[Data extracted from a collection]

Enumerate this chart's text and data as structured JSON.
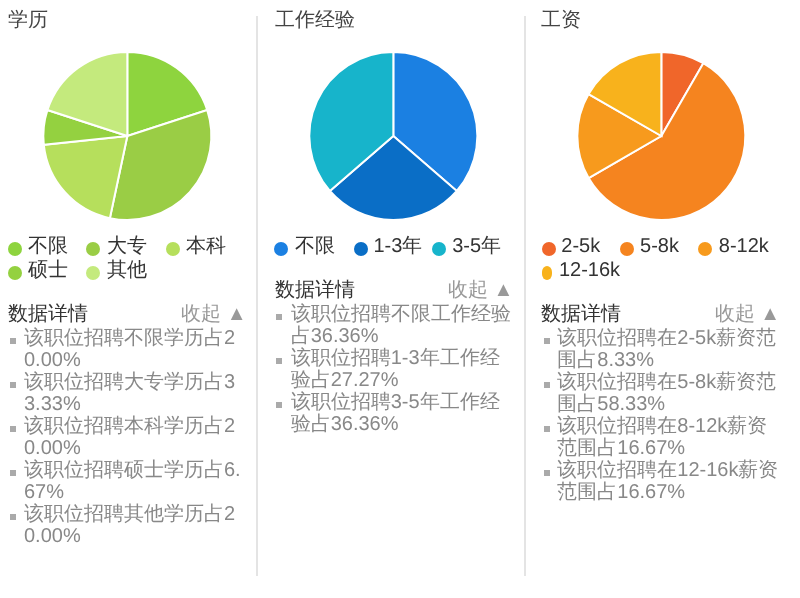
{
  "chart_data": [
    {
      "type": "pie",
      "title": "学历",
      "categories": [
        "不限",
        "大专",
        "本科",
        "硕士",
        "其他"
      ],
      "values": [
        20.0,
        33.33,
        20.0,
        6.67,
        20.0
      ],
      "colors": [
        "#8ed43e",
        "#9acd45",
        "#b6df5c",
        "#94d140",
        "#c4ea7d"
      ],
      "legend": "bottom",
      "annotations": [
        "数据详情",
        "收起 ▲",
        "该职位招聘不限学历占20.00%",
        "该职位招聘大专学历占33.33%",
        "该职位招聘本科学历占20.00%",
        "该职位招聘硕士学历占6.67%",
        "该职位招聘其他学历占20.00%"
      ]
    },
    {
      "type": "pie",
      "title": "工作经验",
      "categories": [
        "不限",
        "1-3年",
        "3-5年"
      ],
      "values": [
        36.36,
        27.27,
        36.36
      ],
      "colors": [
        "#1b80e2",
        "#0a6ec6",
        "#17b4cb"
      ],
      "legend": "bottom",
      "annotations": [
        "数据详情",
        "收起 ▲",
        "该职位招聘不限工作经验占36.36%",
        "该职位招聘1-3年工作经验占27.27%",
        "该职位招聘3-5年工作经验占36.36%"
      ]
    },
    {
      "type": "pie",
      "title": "工资",
      "categories": [
        "2-5k",
        "5-8k",
        "8-12k",
        "12-16k"
      ],
      "values": [
        8.33,
        58.33,
        16.67,
        16.67
      ],
      "colors": [
        "#f0662a",
        "#f5841f",
        "#f79a1d",
        "#f8b21c"
      ],
      "legend": "bottom",
      "annotations": [
        "数据详情",
        "收起 ▲",
        "该职位招聘在2-5k薪资范围占8.33%",
        "该职位招聘在5-8k薪资范围占58.33%",
        "该职位招聘在8-12k薪资范围占16.67%",
        "该职位招聘在12-16k薪资范围占16.67%"
      ]
    }
  ]
}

# [Set problem]
Reproduce the listing word for word and omit its pictures.

# [Right answer]
Enumerate this chart's text and data as structured JSON.
{
  "chart_data": [
    {
      "type": "pie",
      "title": "学历",
      "categories": [
        "不限",
        "大专",
        "本科",
        "硕士",
        "其他"
      ],
      "values": [
        20.0,
        33.33,
        20.0,
        6.67,
        20.0
      ],
      "colors": [
        "#8ed43e",
        "#9acd45",
        "#b6df5c",
        "#94d140",
        "#c4ea7d"
      ],
      "legend": "bottom",
      "annotations": [
        "数据详情",
        "收起 ▲",
        "该职位招聘不限学历占20.00%",
        "该职位招聘大专学历占33.33%",
        "该职位招聘本科学历占20.00%",
        "该职位招聘硕士学历占6.67%",
        "该职位招聘其他学历占20.00%"
      ]
    },
    {
      "type": "pie",
      "title": "工作经验",
      "categories": [
        "不限",
        "1-3年",
        "3-5年"
      ],
      "values": [
        36.36,
        27.27,
        36.36
      ],
      "colors": [
        "#1b80e2",
        "#0a6ec6",
        "#17b4cb"
      ],
      "legend": "bottom",
      "annotations": [
        "数据详情",
        "收起 ▲",
        "该职位招聘不限工作经验占36.36%",
        "该职位招聘1-3年工作经验占27.27%",
        "该职位招聘3-5年工作经验占36.36%"
      ]
    },
    {
      "type": "pie",
      "title": "工资",
      "categories": [
        "2-5k",
        "5-8k",
        "8-12k",
        "12-16k"
      ],
      "values": [
        8.33,
        58.33,
        16.67,
        16.67
      ],
      "colors": [
        "#f0662a",
        "#f5841f",
        "#f79a1d",
        "#f8b21c"
      ],
      "legend": "bottom",
      "annotations": [
        "数据详情",
        "收起 ▲",
        "该职位招聘在2-5k薪资范围占8.33%",
        "该职位招聘在5-8k薪资范围占58.33%",
        "该职位招聘在8-12k薪资范围占16.67%",
        "该职位招聘在12-16k薪资范围占16.67%"
      ]
    }
  ]
}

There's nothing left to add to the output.